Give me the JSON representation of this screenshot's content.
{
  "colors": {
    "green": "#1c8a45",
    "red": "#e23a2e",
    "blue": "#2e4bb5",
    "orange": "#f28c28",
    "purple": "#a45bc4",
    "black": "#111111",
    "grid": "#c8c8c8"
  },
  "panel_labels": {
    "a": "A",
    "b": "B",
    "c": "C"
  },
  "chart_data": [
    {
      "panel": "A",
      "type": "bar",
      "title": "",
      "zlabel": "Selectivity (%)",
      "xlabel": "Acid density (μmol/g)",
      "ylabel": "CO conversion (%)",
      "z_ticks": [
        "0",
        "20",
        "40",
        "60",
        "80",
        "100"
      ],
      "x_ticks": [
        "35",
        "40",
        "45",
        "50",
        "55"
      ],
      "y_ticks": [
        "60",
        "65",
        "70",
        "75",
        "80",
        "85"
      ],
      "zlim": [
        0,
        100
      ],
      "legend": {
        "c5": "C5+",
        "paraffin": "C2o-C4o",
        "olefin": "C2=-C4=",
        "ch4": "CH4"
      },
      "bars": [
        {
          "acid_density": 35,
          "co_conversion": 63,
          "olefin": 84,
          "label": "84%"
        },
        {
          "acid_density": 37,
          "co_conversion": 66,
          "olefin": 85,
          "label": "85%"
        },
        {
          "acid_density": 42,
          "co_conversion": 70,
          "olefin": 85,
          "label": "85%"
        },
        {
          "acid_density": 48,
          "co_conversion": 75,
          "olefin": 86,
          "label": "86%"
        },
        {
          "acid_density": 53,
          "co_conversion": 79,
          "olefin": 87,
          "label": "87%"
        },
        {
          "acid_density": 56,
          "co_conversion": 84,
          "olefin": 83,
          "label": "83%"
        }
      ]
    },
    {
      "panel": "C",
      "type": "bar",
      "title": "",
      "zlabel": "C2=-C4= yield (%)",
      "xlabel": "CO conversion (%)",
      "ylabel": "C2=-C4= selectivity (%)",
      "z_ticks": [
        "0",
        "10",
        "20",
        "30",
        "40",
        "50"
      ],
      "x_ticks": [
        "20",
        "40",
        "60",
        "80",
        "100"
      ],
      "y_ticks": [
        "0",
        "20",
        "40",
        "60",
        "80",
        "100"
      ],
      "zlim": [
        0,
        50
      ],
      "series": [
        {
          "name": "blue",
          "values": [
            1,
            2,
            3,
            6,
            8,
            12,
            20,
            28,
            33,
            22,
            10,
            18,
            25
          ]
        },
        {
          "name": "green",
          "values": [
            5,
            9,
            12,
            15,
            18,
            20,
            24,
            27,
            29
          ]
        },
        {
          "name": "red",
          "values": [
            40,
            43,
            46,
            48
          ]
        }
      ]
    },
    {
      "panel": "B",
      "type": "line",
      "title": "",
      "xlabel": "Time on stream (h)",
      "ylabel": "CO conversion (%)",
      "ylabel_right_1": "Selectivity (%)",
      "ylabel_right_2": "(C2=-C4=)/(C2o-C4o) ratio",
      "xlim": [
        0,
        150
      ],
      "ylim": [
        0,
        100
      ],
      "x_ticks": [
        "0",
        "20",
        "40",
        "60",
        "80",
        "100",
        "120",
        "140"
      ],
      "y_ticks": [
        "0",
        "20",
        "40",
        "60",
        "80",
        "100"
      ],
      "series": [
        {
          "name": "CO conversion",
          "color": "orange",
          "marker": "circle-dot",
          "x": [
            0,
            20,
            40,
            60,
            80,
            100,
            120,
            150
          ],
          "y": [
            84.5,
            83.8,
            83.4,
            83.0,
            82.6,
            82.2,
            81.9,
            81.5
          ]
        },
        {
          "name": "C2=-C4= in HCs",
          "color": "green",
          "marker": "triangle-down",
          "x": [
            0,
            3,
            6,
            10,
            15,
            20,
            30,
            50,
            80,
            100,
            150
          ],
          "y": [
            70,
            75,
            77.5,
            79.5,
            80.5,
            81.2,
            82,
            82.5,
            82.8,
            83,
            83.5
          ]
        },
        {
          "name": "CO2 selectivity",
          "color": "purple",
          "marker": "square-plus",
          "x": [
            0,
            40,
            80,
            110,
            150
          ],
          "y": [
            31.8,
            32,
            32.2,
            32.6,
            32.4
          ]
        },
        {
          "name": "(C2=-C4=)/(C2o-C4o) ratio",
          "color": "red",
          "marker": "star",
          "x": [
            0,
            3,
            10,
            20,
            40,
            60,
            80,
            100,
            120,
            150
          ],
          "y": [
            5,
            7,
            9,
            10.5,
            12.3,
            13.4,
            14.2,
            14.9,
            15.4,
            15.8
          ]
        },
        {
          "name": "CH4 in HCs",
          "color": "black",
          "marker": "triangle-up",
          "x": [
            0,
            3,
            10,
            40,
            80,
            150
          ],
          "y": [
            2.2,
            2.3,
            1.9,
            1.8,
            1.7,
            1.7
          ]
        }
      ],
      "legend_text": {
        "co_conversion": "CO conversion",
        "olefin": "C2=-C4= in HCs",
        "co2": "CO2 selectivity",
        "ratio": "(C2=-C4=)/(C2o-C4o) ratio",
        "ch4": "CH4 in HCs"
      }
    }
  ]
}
====================
Given task: Write out each line of the data above again, exactly as given.

Written answer:
Give me the JSON representation of this screenshot's content.
{
  "colors": {
    "green": "#1c8a45",
    "red": "#e23a2e",
    "blue": "#2e4bb5",
    "orange": "#f28c28",
    "purple": "#a45bc4",
    "black": "#111111",
    "grid": "#c8c8c8"
  },
  "panel_labels": {
    "a": "A",
    "b": "B",
    "c": "C"
  },
  "chart_data": [
    {
      "panel": "A",
      "type": "bar",
      "title": "",
      "zlabel": "Selectivity (%)",
      "xlabel": "Acid density (μmol/g)",
      "ylabel": "CO conversion (%)",
      "z_ticks": [
        "0",
        "20",
        "40",
        "60",
        "80",
        "100"
      ],
      "x_ticks": [
        "35",
        "40",
        "45",
        "50",
        "55"
      ],
      "y_ticks": [
        "60",
        "65",
        "70",
        "75",
        "80",
        "85"
      ],
      "zlim": [
        0,
        100
      ],
      "legend": {
        "c5": "C5+",
        "paraffin": "C2o-C4o",
        "olefin": "C2=-C4=",
        "ch4": "CH4"
      },
      "bars": [
        {
          "acid_density": 35,
          "co_conversion": 63,
          "olefin": 84,
          "label": "84%"
        },
        {
          "acid_density": 37,
          "co_conversion": 66,
          "olefin": 85,
          "label": "85%"
        },
        {
          "acid_density": 42,
          "co_conversion": 70,
          "olefin": 85,
          "label": "85%"
        },
        {
          "acid_density": 48,
          "co_conversion": 75,
          "olefin": 86,
          "label": "86%"
        },
        {
          "acid_density": 53,
          "co_conversion": 79,
          "olefin": 87,
          "label": "87%"
        },
        {
          "acid_density": 56,
          "co_conversion": 84,
          "olefin": 83,
          "label": "83%"
        }
      ]
    },
    {
      "panel": "C",
      "type": "bar",
      "title": "",
      "zlabel": "C2=-C4= yield (%)",
      "xlabel": "CO conversion (%)",
      "ylabel": "C2=-C4= selectivity (%)",
      "z_ticks": [
        "0",
        "10",
        "20",
        "30",
        "40",
        "50"
      ],
      "x_ticks": [
        "20",
        "40",
        "60",
        "80",
        "100"
      ],
      "y_ticks": [
        "0",
        "20",
        "40",
        "60",
        "80",
        "100"
      ],
      "zlim": [
        0,
        50
      ],
      "series": [
        {
          "name": "blue",
          "values": [
            1,
            2,
            3,
            6,
            8,
            12,
            20,
            28,
            33,
            22,
            10,
            18,
            25
          ]
        },
        {
          "name": "green",
          "values": [
            5,
            9,
            12,
            15,
            18,
            20,
            24,
            27,
            29
          ]
        },
        {
          "name": "red",
          "values": [
            40,
            43,
            46,
            48
          ]
        }
      ]
    },
    {
      "panel": "B",
      "type": "line",
      "title": "",
      "xlabel": "Time on stream (h)",
      "ylabel": "CO conversion (%)",
      "ylabel_right_1": "Selectivity (%)",
      "ylabel_right_2": "(C2=-C4=)/(C2o-C4o) ratio",
      "xlim": [
        0,
        150
      ],
      "ylim": [
        0,
        100
      ],
      "x_ticks": [
        "0",
        "20",
        "40",
        "60",
        "80",
        "100",
        "120",
        "140"
      ],
      "y_ticks": [
        "0",
        "20",
        "40",
        "60",
        "80",
        "100"
      ],
      "series": [
        {
          "name": "CO conversion",
          "color": "orange",
          "marker": "circle-dot",
          "x": [
            0,
            20,
            40,
            60,
            80,
            100,
            120,
            150
          ],
          "y": [
            84.5,
            83.8,
            83.4,
            83.0,
            82.6,
            82.2,
            81.9,
            81.5
          ]
        },
        {
          "name": "C2=-C4= in HCs",
          "color": "green",
          "marker": "triangle-down",
          "x": [
            0,
            3,
            6,
            10,
            15,
            20,
            30,
            50,
            80,
            100,
            150
          ],
          "y": [
            70,
            75,
            77.5,
            79.5,
            80.5,
            81.2,
            82,
            82.5,
            82.8,
            83,
            83.5
          ]
        },
        {
          "name": "CO2 selectivity",
          "color": "purple",
          "marker": "square-plus",
          "x": [
            0,
            40,
            80,
            110,
            150
          ],
          "y": [
            31.8,
            32,
            32.2,
            32.6,
            32.4
          ]
        },
        {
          "name": "(C2=-C4=)/(C2o-C4o) ratio",
          "color": "red",
          "marker": "star",
          "x": [
            0,
            3,
            10,
            20,
            40,
            60,
            80,
            100,
            120,
            150
          ],
          "y": [
            5,
            7,
            9,
            10.5,
            12.3,
            13.4,
            14.2,
            14.9,
            15.4,
            15.8
          ]
        },
        {
          "name": "CH4 in HCs",
          "color": "black",
          "marker": "triangle-up",
          "x": [
            0,
            3,
            10,
            40,
            80,
            150
          ],
          "y": [
            2.2,
            2.3,
            1.9,
            1.8,
            1.7,
            1.7
          ]
        }
      ],
      "legend_text": {
        "co_conversion": "CO conversion",
        "olefin": "C2=-C4= in HCs",
        "co2": "CO2 selectivity",
        "ratio": "(C2=-C4=)/(C2o-C4o) ratio",
        "ch4": "CH4 in HCs"
      }
    }
  ]
}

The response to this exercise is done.